Records shown>
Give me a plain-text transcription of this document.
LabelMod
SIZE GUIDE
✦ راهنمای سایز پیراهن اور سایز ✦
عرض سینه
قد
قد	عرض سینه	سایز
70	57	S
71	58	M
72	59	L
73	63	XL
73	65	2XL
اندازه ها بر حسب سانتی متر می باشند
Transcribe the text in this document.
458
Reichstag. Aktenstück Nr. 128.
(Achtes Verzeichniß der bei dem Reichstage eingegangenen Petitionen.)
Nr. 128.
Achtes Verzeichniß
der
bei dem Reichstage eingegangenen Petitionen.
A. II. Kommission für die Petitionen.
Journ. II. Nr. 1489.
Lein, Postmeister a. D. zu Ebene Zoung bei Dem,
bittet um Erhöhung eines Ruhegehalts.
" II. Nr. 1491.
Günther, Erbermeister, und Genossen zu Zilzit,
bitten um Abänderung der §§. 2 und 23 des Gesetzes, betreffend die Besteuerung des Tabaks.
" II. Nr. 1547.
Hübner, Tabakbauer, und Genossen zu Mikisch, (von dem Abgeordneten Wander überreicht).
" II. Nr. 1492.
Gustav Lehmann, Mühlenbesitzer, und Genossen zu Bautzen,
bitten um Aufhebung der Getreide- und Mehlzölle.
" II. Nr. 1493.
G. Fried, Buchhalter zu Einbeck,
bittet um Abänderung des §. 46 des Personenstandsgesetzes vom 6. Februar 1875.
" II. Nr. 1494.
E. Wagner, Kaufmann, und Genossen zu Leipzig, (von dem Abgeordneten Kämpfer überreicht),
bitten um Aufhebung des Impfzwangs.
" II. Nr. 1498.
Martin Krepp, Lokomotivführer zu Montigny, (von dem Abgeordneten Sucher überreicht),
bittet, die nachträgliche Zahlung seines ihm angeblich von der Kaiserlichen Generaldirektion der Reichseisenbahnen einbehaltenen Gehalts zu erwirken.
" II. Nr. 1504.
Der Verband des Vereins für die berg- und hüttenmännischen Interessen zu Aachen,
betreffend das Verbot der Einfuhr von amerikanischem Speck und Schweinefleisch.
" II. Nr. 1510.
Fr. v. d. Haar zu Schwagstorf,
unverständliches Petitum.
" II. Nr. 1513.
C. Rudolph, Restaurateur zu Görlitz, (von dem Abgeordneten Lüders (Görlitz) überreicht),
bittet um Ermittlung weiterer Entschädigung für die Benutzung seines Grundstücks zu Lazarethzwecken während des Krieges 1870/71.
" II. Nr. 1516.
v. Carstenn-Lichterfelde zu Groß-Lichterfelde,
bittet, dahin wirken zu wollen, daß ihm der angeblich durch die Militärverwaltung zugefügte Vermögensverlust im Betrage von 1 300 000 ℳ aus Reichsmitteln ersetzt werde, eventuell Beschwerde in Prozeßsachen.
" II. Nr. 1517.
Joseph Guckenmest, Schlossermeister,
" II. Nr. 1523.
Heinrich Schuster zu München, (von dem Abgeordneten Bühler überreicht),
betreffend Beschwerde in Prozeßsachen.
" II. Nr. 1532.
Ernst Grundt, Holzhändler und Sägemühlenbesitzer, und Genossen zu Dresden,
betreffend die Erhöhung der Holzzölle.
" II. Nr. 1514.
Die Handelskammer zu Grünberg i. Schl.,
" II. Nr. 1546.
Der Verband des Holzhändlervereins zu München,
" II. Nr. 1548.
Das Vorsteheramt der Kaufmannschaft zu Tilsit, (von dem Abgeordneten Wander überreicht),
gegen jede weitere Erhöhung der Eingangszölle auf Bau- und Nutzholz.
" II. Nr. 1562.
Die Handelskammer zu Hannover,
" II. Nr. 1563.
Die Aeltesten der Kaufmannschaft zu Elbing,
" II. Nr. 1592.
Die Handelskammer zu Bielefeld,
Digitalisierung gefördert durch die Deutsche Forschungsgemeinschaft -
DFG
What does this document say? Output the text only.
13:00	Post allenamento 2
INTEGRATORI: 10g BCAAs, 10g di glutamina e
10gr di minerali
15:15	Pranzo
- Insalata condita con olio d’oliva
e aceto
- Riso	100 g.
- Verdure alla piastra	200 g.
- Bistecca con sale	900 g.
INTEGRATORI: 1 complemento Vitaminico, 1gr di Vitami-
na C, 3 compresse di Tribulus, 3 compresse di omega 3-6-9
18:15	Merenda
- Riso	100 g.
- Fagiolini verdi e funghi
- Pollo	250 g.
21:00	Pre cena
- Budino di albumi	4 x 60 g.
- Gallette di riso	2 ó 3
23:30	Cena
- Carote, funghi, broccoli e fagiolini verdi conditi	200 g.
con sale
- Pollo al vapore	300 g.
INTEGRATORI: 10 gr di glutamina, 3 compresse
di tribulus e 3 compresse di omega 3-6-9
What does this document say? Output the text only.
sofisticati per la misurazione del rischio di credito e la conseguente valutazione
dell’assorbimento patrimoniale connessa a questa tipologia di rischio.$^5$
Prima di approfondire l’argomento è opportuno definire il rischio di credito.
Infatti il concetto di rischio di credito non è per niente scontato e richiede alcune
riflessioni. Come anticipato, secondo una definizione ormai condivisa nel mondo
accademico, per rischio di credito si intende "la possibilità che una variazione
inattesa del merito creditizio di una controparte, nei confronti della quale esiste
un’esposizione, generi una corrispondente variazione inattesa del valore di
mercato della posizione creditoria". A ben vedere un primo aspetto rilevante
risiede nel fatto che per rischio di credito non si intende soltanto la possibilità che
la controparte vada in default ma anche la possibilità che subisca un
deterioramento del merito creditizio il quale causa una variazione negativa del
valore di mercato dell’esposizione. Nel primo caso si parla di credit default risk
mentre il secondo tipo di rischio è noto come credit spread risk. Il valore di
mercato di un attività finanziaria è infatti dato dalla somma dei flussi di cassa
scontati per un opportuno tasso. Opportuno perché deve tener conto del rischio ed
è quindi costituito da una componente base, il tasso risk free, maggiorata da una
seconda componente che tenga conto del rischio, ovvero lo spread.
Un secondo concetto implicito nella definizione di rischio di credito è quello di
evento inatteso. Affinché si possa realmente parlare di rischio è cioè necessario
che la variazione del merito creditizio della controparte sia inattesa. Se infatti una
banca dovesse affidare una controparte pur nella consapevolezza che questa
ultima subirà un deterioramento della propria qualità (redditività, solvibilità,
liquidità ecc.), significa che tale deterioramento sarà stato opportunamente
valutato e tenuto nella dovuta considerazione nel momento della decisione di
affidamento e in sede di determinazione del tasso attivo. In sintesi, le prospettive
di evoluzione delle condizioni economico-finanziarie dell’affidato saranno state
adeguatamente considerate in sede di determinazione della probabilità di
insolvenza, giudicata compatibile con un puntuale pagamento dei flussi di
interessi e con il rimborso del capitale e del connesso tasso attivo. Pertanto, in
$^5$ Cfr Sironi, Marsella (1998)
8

Task details>
Extract all of the data above without altering anything.

Final result>
Give me a plain-text transcription of this document.
LabelMod
SIZE GUIDE
✦ راهنمای سایز پیراهن اور سایز ✦
عرض سینه
قد
قد	عرض سینه	سایز
70	57	S
71	58	M
72	59	L
73	63	XL
73	65	2XL
اندازه ها بر حسب سانتی متر می باشند
Transcribe the text in this document.
458
Reichstag. Aktenstück Nr. 128.
(Achtes Verzeichniß der bei dem Reichstage eingegangenen Petitionen.)
Nr. 128.
Achtes Verzeichniß
der
bei dem Reichstage eingegangenen Petitionen.
A. II. Kommission für die Petitionen.
Journ. II. Nr. 1489.
Lein, Postmeister a. D. zu Ebene Zoung bei Dem,
bittet um Erhöhung eines Ruhegehalts.
" II. Nr. 1491.
Günther, Erbermeister, und Genossen zu Zilzit,
bitten um Abänderung der §§. 2 und 23 des Gesetzes, betreffend die Besteuerung des Tabaks.
" II. Nr. 1547.
Hübner, Tabakbauer, und Genossen zu Mikisch, (von dem Abgeordneten Wander überreicht).
" II. Nr. 1492.
Gustav Lehmann, Mühlenbesitzer, und Genossen zu Bautzen,
bitten um Aufhebung der Getreide- und Mehlzölle.
" II. Nr. 1493.
G. Fried, Buchhalter zu Einbeck,
bittet um Abänderung des §. 46 des Personenstandsgesetzes vom 6. Februar 1875.
" II. Nr. 1494.
E. Wagner, Kaufmann, und Genossen zu Leipzig, (von dem Abgeordneten Kämpfer überreicht),
bitten um Aufhebung des Impfzwangs.
" II. Nr. 1498.
Martin Krepp, Lokomotivführer zu Montigny, (von dem Abgeordneten Sucher überreicht),
bittet, die nachträgliche Zahlung seines ihm angeblich von der Kaiserlichen Generaldirektion der Reichseisenbahnen einbehaltenen Gehalts zu erwirken.
" II. Nr. 1504.
Der Verband des Vereins für die berg- und hüttenmännischen Interessen zu Aachen,
betreffend das Verbot der Einfuhr von amerikanischem Speck und Schweinefleisch.
" II. Nr. 1510.
Fr. v. d. Haar zu Schwagstorf,
unverständliches Petitum.
" II. Nr. 1513.
C. Rudolph, Restaurateur zu Görlitz, (von dem Abgeordneten Lüders (Görlitz) überreicht),
bittet um Ermittlung weiterer Entschädigung für die Benutzung seines Grundstücks zu Lazarethzwecken während des Krieges 1870/71.
" II. Nr. 1516.
v. Carstenn-Lichterfelde zu Groß-Lichterfelde,
bittet, dahin wirken zu wollen, daß ihm der angeblich durch die Militärverwaltung zugefügte Vermögensverlust im Betrage von 1 300 000 ℳ aus Reichsmitteln ersetzt werde, eventuell Beschwerde in Prozeßsachen.
" II. Nr. 1517.
Joseph Guckenmest, Schlossermeister,
" II. Nr. 1523.
Heinrich Schuster zu München, (von dem Abgeordneten Bühler überreicht),
betreffend Beschwerde in Prozeßsachen.
" II. Nr. 1532.
Ernst Grundt, Holzhändler und Sägemühlenbesitzer, und Genossen zu Dresden,
betreffend die Erhöhung der Holzzölle.
" II. Nr. 1514.
Die Handelskammer zu Grünberg i. Schl.,
" II. Nr. 1546.
Der Verband des Holzhändlervereins zu München,
" II. Nr. 1548.
Das Vorsteheramt der Kaufmannschaft zu Tilsit, (von dem Abgeordneten Wander überreicht),
gegen jede weitere Erhöhung der Eingangszölle auf Bau- und Nutzholz.
" II. Nr. 1562.
Die Handelskammer zu Hannover,
" II. Nr. 1563.
Die Aeltesten der Kaufmannschaft zu Elbing,
" II. Nr. 1592.
Die Handelskammer zu Bielefeld,
Digitalisierung gefördert durch die Deutsche Forschungsgemeinschaft -
DFG
What does this document say? Output the text only.
13:00	Post allenamento 2
INTEGRATORI: 10g BCAAs, 10g di glutamina e
10gr di minerali
15:15	Pranzo
- Insalata condita con olio d’oliva
e aceto
- Riso	100 g.
- Verdure alla piastra	200 g.
- Bistecca con sale	900 g.
INTEGRATORI: 1 complemento Vitaminico, 1gr di Vitami-
na C, 3 compresse di Tribulus, 3 compresse di omega 3-6-9
18:15	Merenda
- Riso	100 g.
- Fagiolini verdi e funghi
- Pollo	250 g.
21:00	Pre cena
- Budino di albumi	4 x 60 g.
- Gallette di riso	2 ó 3
23:30	Cena
- Carote, funghi, broccoli e fagiolini verdi conditi	200 g.
con sale
- Pollo al vapore	300 g.
INTEGRATORI: 10 gr di glutamina, 3 compresse
di tribulus e 3 compresse di omega 3-6-9
What does this document say? Output the text only.
sofisticati per la misurazione del rischio di credito e la conseguente valutazione
dell’assorbimento patrimoniale connessa a questa tipologia di rischio.$^5$
Prima di approfondire l’argomento è opportuno definire il rischio di credito.
Infatti il concetto di rischio di credito non è per niente scontato e richiede alcune
riflessioni. Come anticipato, secondo una definizione ormai condivisa nel mondo
accademico, per rischio di credito si intende "la possibilità che una variazione
inattesa del merito creditizio di una controparte, nei confronti della quale esiste
un’esposizione, generi una corrispondente variazione inattesa del valore di
mercato della posizione creditoria". A ben vedere un primo aspetto rilevante
risiede nel fatto che per rischio di credito non si intende soltanto la possibilità che
la controparte vada in default ma anche la possibilità che subisca un
deterioramento del merito creditizio il quale causa una variazione negativa del
valore di mercato dell’esposizione. Nel primo caso si parla di credit default risk
mentre il secondo tipo di rischio è noto come credit spread risk. Il valore di
mercato di un attività finanziaria è infatti dato dalla somma dei flussi di cassa
scontati per un opportuno tasso. Opportuno perché deve tener conto del rischio ed
è quindi costituito da una componente base, il tasso risk free, maggiorata da una
seconda componente che tenga conto del rischio, ovvero lo spread.
Un secondo concetto implicito nella definizione di rischio di credito è quello di
evento inatteso. Affinché si possa realmente parlare di rischio è cioè necessario
che la variazione del merito creditizio della controparte sia inattesa. Se infatti una
banca dovesse affidare una controparte pur nella consapevolezza che questa
ultima subirà un deterioramento della propria qualità (redditività, solvibilità,
liquidità ecc.), significa che tale deterioramento sarà stato opportunamente
valutato e tenuto nella dovuta considerazione nel momento della decisione di
affidamento e in sede di determinazione del tasso attivo. In sintesi, le prospettive
di evoluzione delle condizioni economico-finanziarie dell’affidato saranno state
adeguatamente considerate in sede di determinazione della probabilità di
insolvenza, giudicata compatibile con un puntuale pagamento dei flussi di
interessi e con il rimborso del capitale e del connesso tasso attivo. Pertanto, in
$^5$ Cfr Sironi, Marsella (1998)
8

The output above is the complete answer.